**** Extracted information ****

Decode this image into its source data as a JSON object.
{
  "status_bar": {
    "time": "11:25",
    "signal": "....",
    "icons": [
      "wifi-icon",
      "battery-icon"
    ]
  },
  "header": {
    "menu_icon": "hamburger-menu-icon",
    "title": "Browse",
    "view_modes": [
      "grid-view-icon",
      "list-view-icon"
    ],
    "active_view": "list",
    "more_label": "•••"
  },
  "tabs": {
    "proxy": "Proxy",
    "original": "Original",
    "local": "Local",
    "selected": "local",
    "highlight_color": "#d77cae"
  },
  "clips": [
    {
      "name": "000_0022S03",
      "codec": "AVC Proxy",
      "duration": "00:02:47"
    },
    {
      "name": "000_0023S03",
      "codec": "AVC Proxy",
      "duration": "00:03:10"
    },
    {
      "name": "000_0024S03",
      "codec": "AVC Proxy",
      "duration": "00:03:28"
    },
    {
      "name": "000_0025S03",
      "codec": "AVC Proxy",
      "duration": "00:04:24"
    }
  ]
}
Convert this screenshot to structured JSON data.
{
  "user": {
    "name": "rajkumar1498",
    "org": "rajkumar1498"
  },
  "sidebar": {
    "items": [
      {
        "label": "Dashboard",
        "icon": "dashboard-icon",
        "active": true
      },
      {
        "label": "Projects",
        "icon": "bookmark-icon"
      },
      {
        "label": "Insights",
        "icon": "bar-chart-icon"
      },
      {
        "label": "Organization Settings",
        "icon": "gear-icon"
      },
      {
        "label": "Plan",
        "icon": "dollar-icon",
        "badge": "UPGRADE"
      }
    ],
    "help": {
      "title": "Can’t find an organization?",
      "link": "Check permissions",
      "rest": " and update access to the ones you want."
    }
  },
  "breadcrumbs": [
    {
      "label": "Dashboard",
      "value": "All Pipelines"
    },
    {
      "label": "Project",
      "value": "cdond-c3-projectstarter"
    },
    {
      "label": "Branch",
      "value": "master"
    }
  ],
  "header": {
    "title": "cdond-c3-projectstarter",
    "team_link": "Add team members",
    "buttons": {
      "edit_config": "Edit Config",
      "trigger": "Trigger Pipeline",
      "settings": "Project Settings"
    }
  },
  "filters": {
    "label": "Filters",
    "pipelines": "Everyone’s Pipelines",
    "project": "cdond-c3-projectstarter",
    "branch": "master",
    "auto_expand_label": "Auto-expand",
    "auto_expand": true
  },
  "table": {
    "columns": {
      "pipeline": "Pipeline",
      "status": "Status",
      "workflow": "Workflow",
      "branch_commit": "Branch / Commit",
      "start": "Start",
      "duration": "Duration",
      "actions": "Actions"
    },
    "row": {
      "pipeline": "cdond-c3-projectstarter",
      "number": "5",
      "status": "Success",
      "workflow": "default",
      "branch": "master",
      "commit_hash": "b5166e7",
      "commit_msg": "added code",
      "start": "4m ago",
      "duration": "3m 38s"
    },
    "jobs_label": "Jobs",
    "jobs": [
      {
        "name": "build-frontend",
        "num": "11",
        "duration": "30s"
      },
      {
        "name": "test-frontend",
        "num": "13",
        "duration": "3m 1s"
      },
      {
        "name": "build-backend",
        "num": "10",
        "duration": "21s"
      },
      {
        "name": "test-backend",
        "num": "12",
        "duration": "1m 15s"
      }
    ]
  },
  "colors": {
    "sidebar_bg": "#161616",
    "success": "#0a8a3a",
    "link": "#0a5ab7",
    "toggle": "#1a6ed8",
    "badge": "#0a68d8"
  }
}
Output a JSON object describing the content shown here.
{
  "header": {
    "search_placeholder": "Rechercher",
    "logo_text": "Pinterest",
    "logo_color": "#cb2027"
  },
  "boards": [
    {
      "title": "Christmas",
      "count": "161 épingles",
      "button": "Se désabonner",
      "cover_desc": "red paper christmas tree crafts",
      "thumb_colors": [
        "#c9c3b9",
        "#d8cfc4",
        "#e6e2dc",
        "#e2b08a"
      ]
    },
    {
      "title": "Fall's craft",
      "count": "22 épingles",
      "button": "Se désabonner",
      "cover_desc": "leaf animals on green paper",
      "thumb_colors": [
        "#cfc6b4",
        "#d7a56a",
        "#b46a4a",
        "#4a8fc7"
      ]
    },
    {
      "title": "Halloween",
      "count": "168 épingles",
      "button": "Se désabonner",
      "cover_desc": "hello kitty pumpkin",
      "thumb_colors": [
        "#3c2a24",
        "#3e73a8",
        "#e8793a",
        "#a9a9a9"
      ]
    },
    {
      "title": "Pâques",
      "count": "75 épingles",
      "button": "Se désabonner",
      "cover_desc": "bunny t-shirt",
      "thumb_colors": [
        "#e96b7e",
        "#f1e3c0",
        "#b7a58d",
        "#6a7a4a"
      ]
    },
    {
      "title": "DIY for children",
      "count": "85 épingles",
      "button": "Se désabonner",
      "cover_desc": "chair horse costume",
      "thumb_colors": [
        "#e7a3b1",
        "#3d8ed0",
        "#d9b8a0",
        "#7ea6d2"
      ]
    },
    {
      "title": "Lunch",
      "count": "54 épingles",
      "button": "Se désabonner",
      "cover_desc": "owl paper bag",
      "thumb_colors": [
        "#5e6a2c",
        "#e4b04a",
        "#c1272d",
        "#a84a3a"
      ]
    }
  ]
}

****

→ **Required work**
Find every line that holds "test" and copy it.

→ **Answer to this exercise**
        "name": "test-frontend",
        "name": "test-backend",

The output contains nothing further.